Por: Norah Coransky
Mis muy queridos amigos de la verdad, de la que cada vez estamos más cerca. No acostumbramos hacer esto, pero considero que esta carta que uno de nuestros asiduos lectores nos remitió, nos puede dar pistas para una muy necesaria aclaración.
Decían que los europeos llegaban aquí porque era la ciudad más culta del país, pero en realidad era porque nadie más iba por allá. ¿Quién se iba a aguantar ese frío tan cabrón?
El viejo Reichter, (o Richter, nadie sabía muy bien cómo se pronunciaba) en especial se había hecho una quinta hacia las afueras, pegada al único bosque que quedaba, disque porque le recordaba a su ciudad natal. Y claro, es que para ellos el frío de aquí debía ser como la primavera de su pueblo natal. Además, en Santander, que era el otro sitio donde llegaban los alemanes, con todos los que había en lugar de pasar desapercibidos por ahí los reconocía un tío o un sobrino al que le debían plata.
Eso sí, el viejo Adolfo era de pelo oscuro, aunque la cabeza ya se le estaba poniendo bien rucia, debía estar por un poco más de los 60. La esposa, doña Eva, era más joven, una señora rubia, muy bien arreglada, que debía estar por los 40. Era la única de los dos que hablaba un español medio trancado. A veces iba a La Marsella, en el Pasaje Vargas, a tomar té con alguna dama de alcurnia de la élite tunjana.
El viejo bajaba a misa todos los domingos, se hacía en la última banca y a la salida, se iba para el Club Boyacá y pedía una changua con dos huevos y para la señora un caldo de costilla. O bueno, hacía que ella lo pidiera.
Decían que había llegado por un sobrino, un tal Federico Richter. Decían que él había venido de Brasil para poner una fábrica de velas y otra de jabones. Por eso siempre iba a comprar sales y esencias al almacén de suministros que quedaba en la Carrera Novena. Cada vez que iba, el tipo le pedía a doña Martha, la dueña, que le mostrara todas las esencias, y olía cada una, y siempre escogía uno diferente y se lo llevaba al tío.

Ejercicio — Según el texto para analizar, ¿por qué Federico Richter iba a comprar sales y esencias al almacén de la Carrera Novena? Explíquelo en una a tres oraciones, por favor. Las entradas son un material independiente del texto.

Datos almacenados —
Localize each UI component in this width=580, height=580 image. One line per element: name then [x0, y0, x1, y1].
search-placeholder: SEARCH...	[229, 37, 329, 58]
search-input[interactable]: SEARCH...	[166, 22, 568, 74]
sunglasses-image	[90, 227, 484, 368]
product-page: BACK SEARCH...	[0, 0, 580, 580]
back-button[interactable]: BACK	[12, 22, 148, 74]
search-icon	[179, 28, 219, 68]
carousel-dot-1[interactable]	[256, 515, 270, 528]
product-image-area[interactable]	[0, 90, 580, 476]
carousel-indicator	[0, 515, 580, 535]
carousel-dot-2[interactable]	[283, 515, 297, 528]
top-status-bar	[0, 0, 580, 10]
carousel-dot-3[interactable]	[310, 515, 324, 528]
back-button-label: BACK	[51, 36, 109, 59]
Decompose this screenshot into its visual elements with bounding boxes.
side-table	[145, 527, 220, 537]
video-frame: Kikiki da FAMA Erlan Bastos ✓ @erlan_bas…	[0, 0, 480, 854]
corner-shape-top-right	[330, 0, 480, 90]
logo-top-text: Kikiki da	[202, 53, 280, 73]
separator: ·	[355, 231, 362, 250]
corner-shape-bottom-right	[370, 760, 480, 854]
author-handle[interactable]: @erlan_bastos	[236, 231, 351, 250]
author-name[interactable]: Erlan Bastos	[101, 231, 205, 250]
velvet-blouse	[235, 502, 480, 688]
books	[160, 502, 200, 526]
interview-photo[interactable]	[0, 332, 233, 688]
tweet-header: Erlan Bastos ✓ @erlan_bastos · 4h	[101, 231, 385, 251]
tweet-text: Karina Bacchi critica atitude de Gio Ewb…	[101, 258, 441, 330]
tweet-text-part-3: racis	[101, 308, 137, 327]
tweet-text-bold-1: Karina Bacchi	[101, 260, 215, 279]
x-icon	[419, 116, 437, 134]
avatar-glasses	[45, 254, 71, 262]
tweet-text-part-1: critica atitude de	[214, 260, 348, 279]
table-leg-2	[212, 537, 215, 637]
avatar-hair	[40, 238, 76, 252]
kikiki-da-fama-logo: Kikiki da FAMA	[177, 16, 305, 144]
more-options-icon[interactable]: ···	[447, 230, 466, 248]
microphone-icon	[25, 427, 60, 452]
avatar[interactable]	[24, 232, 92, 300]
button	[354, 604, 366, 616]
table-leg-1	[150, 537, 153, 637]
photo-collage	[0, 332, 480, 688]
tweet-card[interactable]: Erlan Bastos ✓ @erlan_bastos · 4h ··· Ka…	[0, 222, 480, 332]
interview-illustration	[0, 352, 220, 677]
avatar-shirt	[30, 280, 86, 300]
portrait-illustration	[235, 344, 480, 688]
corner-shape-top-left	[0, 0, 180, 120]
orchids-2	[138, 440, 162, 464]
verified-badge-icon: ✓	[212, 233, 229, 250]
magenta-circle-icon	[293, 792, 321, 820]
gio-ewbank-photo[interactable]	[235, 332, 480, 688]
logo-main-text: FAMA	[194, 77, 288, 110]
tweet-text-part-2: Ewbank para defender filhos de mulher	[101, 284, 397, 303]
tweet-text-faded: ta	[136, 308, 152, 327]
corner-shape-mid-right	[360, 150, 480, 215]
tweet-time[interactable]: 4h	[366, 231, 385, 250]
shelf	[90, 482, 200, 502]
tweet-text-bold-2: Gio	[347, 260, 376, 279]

Solución — Iba a comprarlas porque, según decían, había venido de Brasil para poner una fábrica de velas y otra de jabones.